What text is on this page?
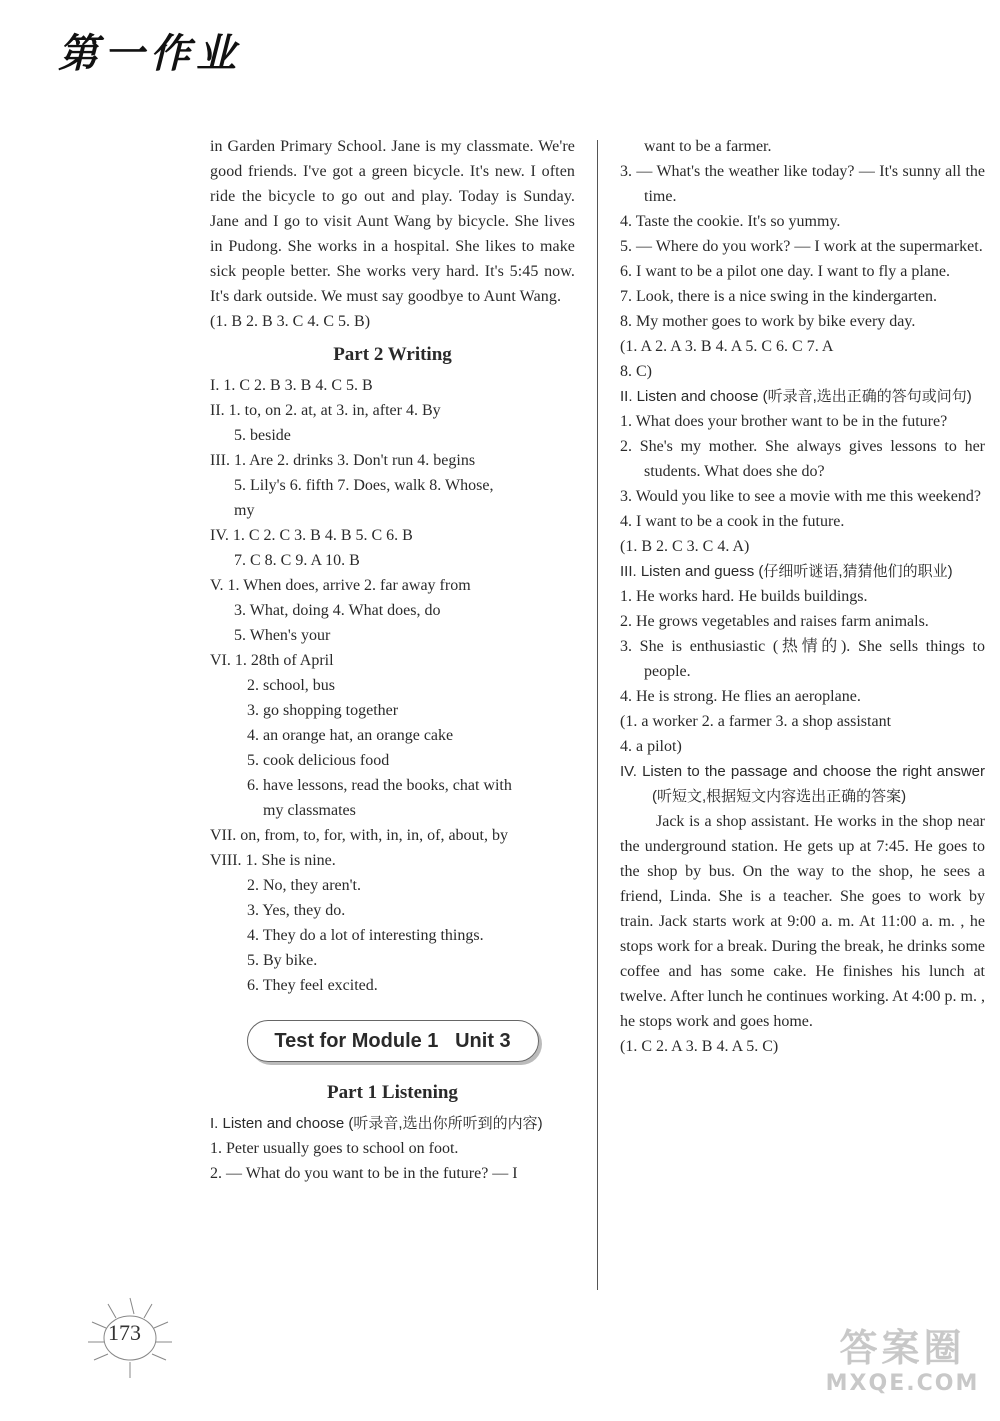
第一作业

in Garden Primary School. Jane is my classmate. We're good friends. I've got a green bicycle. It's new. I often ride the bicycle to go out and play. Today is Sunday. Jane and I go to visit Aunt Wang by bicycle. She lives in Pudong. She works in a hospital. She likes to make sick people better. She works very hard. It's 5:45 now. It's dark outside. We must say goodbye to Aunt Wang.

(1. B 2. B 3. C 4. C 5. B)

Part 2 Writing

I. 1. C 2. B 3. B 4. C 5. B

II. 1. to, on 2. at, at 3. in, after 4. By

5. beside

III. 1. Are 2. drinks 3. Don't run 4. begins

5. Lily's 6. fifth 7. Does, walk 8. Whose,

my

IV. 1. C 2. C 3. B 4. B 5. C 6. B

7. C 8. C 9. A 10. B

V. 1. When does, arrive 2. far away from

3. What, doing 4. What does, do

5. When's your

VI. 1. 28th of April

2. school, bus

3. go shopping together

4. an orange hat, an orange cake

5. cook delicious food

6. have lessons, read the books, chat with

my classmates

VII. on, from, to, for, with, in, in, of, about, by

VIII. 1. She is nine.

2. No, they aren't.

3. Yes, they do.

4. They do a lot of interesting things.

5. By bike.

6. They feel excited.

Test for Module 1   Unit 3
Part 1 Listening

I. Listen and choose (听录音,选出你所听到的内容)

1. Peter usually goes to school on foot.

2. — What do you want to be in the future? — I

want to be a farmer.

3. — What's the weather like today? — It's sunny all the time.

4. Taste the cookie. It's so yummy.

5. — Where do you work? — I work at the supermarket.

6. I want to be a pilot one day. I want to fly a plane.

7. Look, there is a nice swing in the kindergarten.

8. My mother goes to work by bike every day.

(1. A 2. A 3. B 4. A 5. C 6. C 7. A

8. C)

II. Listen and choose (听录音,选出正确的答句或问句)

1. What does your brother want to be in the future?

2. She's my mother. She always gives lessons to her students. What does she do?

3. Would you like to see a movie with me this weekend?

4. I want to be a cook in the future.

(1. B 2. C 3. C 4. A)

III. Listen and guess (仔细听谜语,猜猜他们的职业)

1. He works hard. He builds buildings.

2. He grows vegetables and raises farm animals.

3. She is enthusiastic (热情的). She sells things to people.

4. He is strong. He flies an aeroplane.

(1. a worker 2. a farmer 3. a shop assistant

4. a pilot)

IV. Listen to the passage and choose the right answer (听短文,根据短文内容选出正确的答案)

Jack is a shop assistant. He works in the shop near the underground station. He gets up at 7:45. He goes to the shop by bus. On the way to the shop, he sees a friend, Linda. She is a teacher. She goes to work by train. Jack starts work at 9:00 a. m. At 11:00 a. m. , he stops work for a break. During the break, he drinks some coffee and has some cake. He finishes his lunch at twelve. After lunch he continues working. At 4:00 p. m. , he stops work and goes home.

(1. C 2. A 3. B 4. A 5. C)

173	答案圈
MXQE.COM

▸ SET PROBLEM
Only the count is needed: the number of lines in the data that include the word "What".

▸ EXPECTED OUTPUT
6